# [WHAT YOU SHOULD DO]
Carry none of the pictures over; set down the material below exactly.

── DATA FOR PROCESSING

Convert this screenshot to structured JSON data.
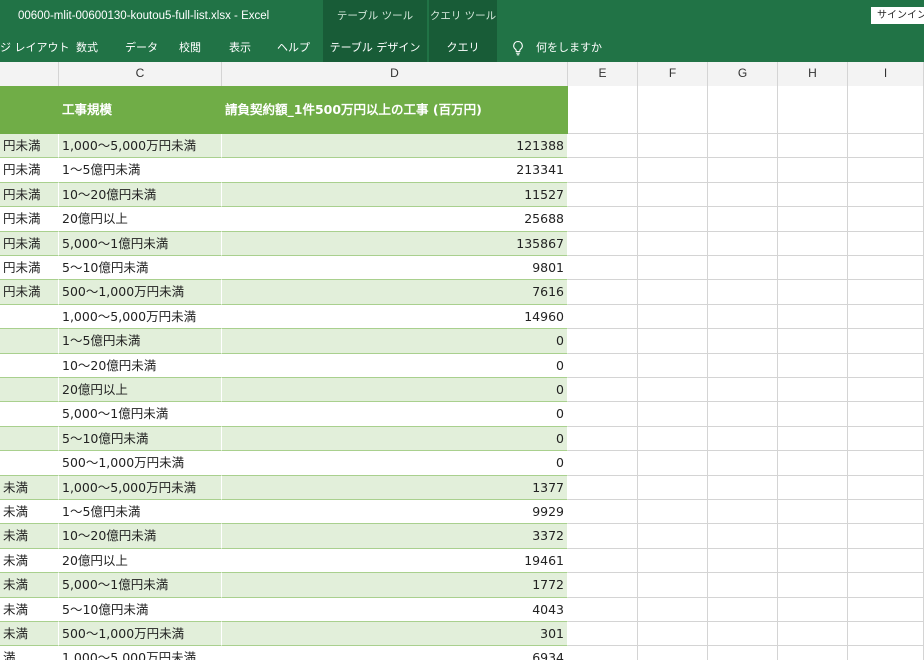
{
  "window": {
    "title": "00600-mlit-00600130-koutou5-full-list.xlsx  -  Excel",
    "ctx_table_tools": "テーブル ツール",
    "ctx_query_tools": "クエリ ツール",
    "signin": "サインイン"
  },
  "ribbon": {
    "tabs": [
      "ジ レイアウト",
      "数式",
      "データ",
      "校閲",
      "表示",
      "ヘルプ"
    ],
    "ctx_tabs": [
      "テーブル デザイン",
      "クエリ"
    ],
    "tell_me": "何をしますか"
  },
  "columns": [
    "C",
    "D",
    "E",
    "F",
    "G",
    "H",
    "I"
  ],
  "table": {
    "headers": {
      "B": "",
      "C": "工事規模",
      "D": "請負契約額_1件500万円以上の工事 (百万円)"
    },
    "rows": [
      {
        "b": "円未満",
        "c": "1,000～5,000万円未満",
        "d": "121388"
      },
      {
        "b": "円未満",
        "c": "1～5億円未満",
        "d": "213341"
      },
      {
        "b": "円未満",
        "c": "10～20億円未満",
        "d": "11527"
      },
      {
        "b": "円未満",
        "c": "20億円以上",
        "d": "25688"
      },
      {
        "b": "円未満",
        "c": "5,000～1億円未満",
        "d": "135867"
      },
      {
        "b": "円未満",
        "c": "5～10億円未満",
        "d": "9801"
      },
      {
        "b": "円未満",
        "c": "500～1,000万円未満",
        "d": "7616"
      },
      {
        "b": "",
        "c": "1,000～5,000万円未満",
        "d": "14960"
      },
      {
        "b": "",
        "c": "1～5億円未満",
        "d": "0"
      },
      {
        "b": "",
        "c": "10～20億円未満",
        "d": "0"
      },
      {
        "b": "",
        "c": "20億円以上",
        "d": "0"
      },
      {
        "b": "",
        "c": "5,000～1億円未満",
        "d": "0"
      },
      {
        "b": "",
        "c": "5～10億円未満",
        "d": "0"
      },
      {
        "b": "",
        "c": "500～1,000万円未満",
        "d": "0"
      },
      {
        "b": "未満",
        "c": "1,000～5,000万円未満",
        "d": "1377"
      },
      {
        "b": "未満",
        "c": "1～5億円未満",
        "d": "9929"
      },
      {
        "b": "未満",
        "c": "10～20億円未満",
        "d": "3372"
      },
      {
        "b": "未満",
        "c": "20億円以上",
        "d": "19461"
      },
      {
        "b": "未満",
        "c": "5,000～1億円未満",
        "d": "1772"
      },
      {
        "b": "未満",
        "c": "5～10億円未満",
        "d": "4043"
      },
      {
        "b": "未満",
        "c": "500～1,000万円未満",
        "d": "301"
      },
      {
        "b": "満",
        "c": "1,000～5,000万円未満",
        "d": "6934"
      }
    ]
  },
  "colors": {
    "title_bar": "#217346",
    "context_tab": "#185c37",
    "table_header": "#70ad47",
    "table_band": "#e2efda"
  },
  "icons": {
    "tell_me": "lightbulb-icon"
  }
}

────

# [SOLUTION]
Convert this screenshot to structured JSON data.
{
  "window": {
    "title": "00600-mlit-00600130-koutou5-full-list.xlsx  -  Excel",
    "ctx_table_tools": "テーブル ツール",
    "ctx_query_tools": "クエリ ツール",
    "signin": "サインイン"
  },
  "ribbon": {
    "tabs": [
      "ジ レイアウト",
      "数式",
      "データ",
      "校閲",
      "表示",
      "ヘルプ"
    ],
    "ctx_tabs": [
      "テーブル デザイン",
      "クエリ"
    ],
    "tell_me": "何をしますか"
  },
  "columns": [
    "C",
    "D",
    "E",
    "F",
    "G",
    "H",
    "I"
  ],
  "table": {
    "headers": {
      "B": "",
      "C": "工事規模",
      "D": "請負契約額_1件500万円以上の工事 (百万円)"
    },
    "rows": [
      {
        "b": "円未満",
        "c": "1,000～5,000万円未満",
        "d": "121388"
      },
      {
        "b": "円未満",
        "c": "1～5億円未満",
        "d": "213341"
      },
      {
        "b": "円未満",
        "c": "10～20億円未満",
        "d": "11527"
      },
      {
        "b": "円未満",
        "c": "20億円以上",
        "d": "25688"
      },
      {
        "b": "円未満",
        "c": "5,000～1億円未満",
        "d": "135867"
      },
      {
        "b": "円未満",
        "c": "5～10億円未満",
        "d": "9801"
      },
      {
        "b": "円未満",
        "c": "500～1,000万円未満",
        "d": "7616"
      },
      {
        "b": "",
        "c": "1,000～5,000万円未満",
        "d": "14960"
      },
      {
        "b": "",
        "c": "1～5億円未満",
        "d": "0"
      },
      {
        "b": "",
        "c": "10～20億円未満",
        "d": "0"
      },
      {
        "b": "",
        "c": "20億円以上",
        "d": "0"
      },
      {
        "b": "",
        "c": "5,000～1億円未満",
        "d": "0"
      },
      {
        "b": "",
        "c": "5～10億円未満",
        "d": "0"
      },
      {
        "b": "",
        "c": "500～1,000万円未満",
        "d": "0"
      },
      {
        "b": "未満",
        "c": "1,000～5,000万円未満",
        "d": "1377"
      },
      {
        "b": "未満",
        "c": "1～5億円未満",
        "d": "9929"
      },
      {
        "b": "未満",
        "c": "10～20億円未満",
        "d": "3372"
      },
      {
        "b": "未満",
        "c": "20億円以上",
        "d": "19461"
      },
      {
        "b": "未満",
        "c": "5,000～1億円未満",
        "d": "1772"
      },
      {
        "b": "未満",
        "c": "5～10億円未満",
        "d": "4043"
      },
      {
        "b": "未満",
        "c": "500～1,000万円未満",
        "d": "301"
      },
      {
        "b": "満",
        "c": "1,000～5,000万円未満",
        "d": "6934"
      }
    ]
  },
  "colors": {
    "title_bar": "#217346",
    "context_tab": "#185c37",
    "table_header": "#70ad47",
    "table_band": "#e2efda"
  },
  "icons": {
    "tell_me": "lightbulb-icon"
  }
}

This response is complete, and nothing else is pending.